[START OF Input material]
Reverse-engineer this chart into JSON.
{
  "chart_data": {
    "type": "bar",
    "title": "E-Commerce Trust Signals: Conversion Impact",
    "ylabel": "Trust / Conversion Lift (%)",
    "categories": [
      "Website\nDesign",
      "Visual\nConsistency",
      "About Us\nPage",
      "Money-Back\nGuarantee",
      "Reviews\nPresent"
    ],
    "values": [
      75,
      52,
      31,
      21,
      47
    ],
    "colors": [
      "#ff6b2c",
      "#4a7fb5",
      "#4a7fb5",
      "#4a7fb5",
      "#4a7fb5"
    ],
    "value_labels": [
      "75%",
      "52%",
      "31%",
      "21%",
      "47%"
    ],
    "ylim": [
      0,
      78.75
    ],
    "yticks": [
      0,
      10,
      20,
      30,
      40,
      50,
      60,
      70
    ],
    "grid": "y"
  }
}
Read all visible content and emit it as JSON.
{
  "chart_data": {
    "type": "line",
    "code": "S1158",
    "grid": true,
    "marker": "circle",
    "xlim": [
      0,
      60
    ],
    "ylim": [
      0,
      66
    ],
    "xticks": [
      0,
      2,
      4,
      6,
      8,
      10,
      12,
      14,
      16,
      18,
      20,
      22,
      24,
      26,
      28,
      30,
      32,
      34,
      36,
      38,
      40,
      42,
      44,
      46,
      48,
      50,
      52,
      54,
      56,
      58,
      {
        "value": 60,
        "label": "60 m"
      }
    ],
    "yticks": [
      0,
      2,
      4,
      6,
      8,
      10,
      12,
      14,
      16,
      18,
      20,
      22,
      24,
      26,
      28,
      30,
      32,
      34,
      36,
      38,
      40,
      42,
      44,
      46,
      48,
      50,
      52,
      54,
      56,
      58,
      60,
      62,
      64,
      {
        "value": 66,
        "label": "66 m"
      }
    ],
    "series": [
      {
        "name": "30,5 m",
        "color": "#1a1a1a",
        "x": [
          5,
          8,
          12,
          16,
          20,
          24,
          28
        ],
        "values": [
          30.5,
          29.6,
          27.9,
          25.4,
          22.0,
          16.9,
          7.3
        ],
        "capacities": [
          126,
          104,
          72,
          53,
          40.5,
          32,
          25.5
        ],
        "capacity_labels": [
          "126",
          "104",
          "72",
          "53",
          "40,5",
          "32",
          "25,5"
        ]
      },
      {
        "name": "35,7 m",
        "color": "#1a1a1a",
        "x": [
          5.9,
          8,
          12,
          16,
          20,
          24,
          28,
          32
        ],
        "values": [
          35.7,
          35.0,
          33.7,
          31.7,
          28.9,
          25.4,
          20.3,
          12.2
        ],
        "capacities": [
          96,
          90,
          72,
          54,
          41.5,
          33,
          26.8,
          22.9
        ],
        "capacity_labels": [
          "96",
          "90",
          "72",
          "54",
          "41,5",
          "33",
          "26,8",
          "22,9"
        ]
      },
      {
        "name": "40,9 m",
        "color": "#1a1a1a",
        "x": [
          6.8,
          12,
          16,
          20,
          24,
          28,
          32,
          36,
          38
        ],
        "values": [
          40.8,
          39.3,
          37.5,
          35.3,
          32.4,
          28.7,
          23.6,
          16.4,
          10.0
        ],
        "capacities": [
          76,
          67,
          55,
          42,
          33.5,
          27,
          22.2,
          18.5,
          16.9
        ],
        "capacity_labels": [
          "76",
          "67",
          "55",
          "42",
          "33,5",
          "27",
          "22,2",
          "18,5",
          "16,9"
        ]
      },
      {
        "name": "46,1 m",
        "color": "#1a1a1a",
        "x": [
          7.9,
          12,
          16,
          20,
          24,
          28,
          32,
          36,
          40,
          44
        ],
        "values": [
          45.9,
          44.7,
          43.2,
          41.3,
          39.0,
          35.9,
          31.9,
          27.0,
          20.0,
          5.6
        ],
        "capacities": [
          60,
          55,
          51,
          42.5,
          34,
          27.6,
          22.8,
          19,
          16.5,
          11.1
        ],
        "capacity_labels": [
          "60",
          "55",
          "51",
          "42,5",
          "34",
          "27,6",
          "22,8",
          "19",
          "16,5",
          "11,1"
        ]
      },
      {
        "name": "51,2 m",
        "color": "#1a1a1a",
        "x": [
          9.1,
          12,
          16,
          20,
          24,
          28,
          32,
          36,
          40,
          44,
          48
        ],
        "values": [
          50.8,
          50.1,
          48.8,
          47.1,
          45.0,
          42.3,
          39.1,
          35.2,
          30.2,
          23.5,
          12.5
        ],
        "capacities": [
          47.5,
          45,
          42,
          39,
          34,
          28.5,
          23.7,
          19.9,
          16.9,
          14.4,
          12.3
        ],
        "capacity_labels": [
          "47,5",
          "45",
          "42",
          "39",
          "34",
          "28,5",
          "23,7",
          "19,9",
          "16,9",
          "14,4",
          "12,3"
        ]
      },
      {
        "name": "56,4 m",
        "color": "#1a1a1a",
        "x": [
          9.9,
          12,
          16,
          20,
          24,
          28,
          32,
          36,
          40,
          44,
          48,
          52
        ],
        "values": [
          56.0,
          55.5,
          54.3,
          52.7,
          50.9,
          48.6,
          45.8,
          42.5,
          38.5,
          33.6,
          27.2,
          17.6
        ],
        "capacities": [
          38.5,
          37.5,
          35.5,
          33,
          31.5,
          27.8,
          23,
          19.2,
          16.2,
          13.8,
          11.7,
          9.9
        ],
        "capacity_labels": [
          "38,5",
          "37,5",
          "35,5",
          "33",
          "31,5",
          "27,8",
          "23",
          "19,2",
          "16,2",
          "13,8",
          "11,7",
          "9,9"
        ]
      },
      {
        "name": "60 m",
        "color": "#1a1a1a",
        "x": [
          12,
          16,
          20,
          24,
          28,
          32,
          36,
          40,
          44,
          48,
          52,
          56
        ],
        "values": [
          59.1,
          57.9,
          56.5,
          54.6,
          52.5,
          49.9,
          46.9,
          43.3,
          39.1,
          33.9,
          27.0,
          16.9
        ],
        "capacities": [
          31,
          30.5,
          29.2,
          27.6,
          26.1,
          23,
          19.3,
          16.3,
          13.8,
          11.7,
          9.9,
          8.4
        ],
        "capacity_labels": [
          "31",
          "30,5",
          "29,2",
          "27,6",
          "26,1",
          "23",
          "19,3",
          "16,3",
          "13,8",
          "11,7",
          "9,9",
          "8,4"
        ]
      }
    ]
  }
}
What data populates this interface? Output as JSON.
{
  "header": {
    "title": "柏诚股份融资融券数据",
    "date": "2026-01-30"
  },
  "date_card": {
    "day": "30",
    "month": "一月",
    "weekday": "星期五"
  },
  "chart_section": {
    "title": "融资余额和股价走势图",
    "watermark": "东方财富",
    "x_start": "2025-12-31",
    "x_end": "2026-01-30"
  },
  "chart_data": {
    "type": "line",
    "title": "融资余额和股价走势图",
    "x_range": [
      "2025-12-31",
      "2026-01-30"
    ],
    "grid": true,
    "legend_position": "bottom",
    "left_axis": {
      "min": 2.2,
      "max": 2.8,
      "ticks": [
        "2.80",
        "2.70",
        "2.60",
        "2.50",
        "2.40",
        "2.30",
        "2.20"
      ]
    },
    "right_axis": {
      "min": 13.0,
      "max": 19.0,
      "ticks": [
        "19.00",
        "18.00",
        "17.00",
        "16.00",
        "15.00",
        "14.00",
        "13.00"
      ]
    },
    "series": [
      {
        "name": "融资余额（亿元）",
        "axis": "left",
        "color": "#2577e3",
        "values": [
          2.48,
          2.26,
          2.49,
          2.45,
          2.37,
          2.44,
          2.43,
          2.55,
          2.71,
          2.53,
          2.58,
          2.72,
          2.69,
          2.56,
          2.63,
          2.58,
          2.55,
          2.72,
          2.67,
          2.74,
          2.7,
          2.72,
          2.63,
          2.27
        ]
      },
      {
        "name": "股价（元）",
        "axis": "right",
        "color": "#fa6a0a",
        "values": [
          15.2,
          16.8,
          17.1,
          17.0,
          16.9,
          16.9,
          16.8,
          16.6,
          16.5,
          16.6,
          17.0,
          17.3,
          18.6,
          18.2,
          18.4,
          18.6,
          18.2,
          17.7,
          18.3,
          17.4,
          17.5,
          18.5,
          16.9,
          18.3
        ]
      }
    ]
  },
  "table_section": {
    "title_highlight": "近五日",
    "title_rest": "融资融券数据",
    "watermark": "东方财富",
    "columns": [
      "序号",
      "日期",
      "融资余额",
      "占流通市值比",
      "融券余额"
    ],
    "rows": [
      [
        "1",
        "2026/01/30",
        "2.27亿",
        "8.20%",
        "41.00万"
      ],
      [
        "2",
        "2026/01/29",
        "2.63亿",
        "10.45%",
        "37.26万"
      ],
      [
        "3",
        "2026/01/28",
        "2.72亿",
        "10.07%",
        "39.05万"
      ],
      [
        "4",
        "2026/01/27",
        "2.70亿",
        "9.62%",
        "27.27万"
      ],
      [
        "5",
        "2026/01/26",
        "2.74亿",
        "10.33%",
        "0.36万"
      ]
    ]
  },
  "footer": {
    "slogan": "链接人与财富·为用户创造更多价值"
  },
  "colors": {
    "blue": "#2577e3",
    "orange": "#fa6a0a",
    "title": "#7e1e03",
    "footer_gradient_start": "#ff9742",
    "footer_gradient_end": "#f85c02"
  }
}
[END OF Input material]
● Written task
Take every line containing the word "JSON" and copy it.

● Result of this task
Reverse-engineer this chart into JSON.
Read all visible content and emit it as JSON.
What data populates this interface? Output as JSON.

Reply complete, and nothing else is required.